• GOAL: Note each line where "Valid" appears, and copy it.

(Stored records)
-- START --
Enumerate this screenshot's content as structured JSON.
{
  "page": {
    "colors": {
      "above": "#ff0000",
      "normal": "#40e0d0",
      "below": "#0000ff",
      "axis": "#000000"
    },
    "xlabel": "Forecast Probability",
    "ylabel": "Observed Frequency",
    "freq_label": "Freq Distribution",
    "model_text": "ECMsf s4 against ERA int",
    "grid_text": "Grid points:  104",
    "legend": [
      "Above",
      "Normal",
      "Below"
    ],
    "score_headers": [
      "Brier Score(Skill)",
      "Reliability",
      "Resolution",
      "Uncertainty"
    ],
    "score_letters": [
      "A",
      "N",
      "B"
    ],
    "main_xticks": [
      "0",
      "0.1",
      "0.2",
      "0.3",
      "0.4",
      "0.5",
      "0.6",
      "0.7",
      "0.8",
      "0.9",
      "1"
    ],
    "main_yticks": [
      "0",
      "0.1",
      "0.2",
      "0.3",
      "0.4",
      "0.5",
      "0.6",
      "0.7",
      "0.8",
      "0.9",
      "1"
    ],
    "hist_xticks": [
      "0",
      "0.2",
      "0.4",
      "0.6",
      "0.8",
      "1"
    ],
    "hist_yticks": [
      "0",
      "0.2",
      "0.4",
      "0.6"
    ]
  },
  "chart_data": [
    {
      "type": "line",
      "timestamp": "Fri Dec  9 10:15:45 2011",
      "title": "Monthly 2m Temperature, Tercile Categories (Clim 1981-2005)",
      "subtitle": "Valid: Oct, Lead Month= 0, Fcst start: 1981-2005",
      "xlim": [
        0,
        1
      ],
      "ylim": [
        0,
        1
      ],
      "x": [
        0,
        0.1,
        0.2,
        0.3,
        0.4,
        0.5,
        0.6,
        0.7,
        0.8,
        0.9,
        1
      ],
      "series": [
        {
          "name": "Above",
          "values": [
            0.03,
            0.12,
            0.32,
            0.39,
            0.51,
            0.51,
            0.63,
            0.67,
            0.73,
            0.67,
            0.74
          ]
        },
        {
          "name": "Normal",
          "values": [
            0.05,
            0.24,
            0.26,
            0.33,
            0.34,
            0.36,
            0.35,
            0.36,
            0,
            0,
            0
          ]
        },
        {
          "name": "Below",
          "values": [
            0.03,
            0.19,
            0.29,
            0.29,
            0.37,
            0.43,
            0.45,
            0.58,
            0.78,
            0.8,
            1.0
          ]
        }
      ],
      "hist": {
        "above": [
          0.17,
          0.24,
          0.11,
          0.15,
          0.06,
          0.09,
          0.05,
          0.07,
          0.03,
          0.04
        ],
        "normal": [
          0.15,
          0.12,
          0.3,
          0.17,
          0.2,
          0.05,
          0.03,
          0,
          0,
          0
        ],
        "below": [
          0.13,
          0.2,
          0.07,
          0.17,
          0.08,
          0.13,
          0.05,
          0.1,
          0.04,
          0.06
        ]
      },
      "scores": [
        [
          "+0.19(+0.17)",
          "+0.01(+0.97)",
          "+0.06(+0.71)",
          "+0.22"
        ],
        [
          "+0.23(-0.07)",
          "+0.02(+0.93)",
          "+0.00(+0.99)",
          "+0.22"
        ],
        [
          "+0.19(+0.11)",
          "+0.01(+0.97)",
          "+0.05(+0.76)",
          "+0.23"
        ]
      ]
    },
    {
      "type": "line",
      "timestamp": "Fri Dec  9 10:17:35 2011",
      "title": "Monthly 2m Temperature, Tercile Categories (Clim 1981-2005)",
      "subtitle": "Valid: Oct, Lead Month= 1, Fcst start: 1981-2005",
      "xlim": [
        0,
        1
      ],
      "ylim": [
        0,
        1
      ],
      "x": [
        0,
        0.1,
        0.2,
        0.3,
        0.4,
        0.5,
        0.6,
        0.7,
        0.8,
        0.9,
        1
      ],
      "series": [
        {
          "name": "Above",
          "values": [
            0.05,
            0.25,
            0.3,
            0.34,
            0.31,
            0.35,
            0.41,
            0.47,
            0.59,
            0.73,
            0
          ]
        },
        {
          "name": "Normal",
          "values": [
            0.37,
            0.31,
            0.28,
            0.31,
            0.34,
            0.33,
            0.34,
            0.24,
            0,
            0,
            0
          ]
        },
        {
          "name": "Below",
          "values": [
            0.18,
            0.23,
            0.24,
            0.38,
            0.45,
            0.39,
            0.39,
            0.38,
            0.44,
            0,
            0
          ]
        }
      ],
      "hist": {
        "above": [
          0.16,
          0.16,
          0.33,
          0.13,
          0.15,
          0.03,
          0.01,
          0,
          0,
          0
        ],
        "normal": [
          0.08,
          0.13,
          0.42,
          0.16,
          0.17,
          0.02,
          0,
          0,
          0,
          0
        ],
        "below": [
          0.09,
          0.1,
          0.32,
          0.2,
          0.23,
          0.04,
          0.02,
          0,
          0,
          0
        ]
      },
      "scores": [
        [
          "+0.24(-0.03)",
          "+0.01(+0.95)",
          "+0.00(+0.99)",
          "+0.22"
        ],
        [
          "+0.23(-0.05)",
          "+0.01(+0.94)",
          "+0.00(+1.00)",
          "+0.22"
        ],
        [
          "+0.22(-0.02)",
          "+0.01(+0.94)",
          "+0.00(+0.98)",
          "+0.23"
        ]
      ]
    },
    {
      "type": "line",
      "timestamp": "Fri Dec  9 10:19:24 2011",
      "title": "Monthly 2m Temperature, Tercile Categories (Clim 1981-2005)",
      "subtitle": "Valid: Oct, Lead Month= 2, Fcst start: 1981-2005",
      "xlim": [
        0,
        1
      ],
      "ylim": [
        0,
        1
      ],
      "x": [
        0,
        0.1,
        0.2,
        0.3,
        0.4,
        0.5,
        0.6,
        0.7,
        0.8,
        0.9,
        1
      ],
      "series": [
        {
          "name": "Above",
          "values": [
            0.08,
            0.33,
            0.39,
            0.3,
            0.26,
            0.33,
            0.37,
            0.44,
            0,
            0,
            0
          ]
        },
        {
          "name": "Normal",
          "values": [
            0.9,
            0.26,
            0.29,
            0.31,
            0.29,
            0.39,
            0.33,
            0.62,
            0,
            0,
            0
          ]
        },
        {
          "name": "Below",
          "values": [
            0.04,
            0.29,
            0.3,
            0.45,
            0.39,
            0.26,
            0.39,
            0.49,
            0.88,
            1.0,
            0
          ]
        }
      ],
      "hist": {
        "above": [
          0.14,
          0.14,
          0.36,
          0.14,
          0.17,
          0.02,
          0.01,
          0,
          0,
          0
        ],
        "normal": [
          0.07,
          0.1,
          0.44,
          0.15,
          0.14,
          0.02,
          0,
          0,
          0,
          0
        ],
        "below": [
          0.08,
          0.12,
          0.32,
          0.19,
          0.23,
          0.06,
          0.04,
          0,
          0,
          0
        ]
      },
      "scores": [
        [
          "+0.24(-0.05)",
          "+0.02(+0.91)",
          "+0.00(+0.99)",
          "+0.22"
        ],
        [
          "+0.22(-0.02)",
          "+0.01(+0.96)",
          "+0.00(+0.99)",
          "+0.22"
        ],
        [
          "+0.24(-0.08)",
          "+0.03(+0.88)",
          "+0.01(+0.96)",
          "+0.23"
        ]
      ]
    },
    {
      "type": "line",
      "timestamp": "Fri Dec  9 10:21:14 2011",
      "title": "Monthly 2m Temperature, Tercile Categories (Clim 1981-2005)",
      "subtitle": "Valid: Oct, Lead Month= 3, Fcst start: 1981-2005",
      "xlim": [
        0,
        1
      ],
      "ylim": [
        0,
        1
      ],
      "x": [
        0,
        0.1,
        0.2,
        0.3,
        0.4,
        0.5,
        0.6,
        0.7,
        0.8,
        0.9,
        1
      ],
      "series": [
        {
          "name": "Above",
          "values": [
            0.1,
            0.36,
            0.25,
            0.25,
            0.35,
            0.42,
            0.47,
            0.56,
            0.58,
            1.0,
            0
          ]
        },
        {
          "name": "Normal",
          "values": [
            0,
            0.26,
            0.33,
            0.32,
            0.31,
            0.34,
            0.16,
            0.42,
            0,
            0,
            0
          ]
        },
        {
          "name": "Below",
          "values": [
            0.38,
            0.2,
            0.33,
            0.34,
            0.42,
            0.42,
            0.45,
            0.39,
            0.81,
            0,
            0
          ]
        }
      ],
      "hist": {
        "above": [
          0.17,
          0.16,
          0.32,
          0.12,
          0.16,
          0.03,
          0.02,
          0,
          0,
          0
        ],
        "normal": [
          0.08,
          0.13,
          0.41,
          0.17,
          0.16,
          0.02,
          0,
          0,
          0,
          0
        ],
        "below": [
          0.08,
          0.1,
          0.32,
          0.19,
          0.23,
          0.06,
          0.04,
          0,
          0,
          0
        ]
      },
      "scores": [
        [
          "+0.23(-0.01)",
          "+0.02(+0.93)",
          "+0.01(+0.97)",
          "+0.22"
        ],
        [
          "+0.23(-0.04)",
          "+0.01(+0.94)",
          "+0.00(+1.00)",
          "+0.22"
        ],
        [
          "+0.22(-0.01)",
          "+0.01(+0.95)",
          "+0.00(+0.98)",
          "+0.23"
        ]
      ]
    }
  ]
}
-- END --
• SOLUTION:
      "subtitle": "Valid: Oct, Lead Month= 0, Fcst start: 1981-2005",
      "subtitle": "Valid: Oct, Lead Month= 1, Fcst start: 1981-2005",
      "subtitle": "Valid: Oct, Lead Month= 2, Fcst start: 1981-2005",
      "subtitle": "Valid: Oct, Lead Month= 3, Fcst start: 1981-2005",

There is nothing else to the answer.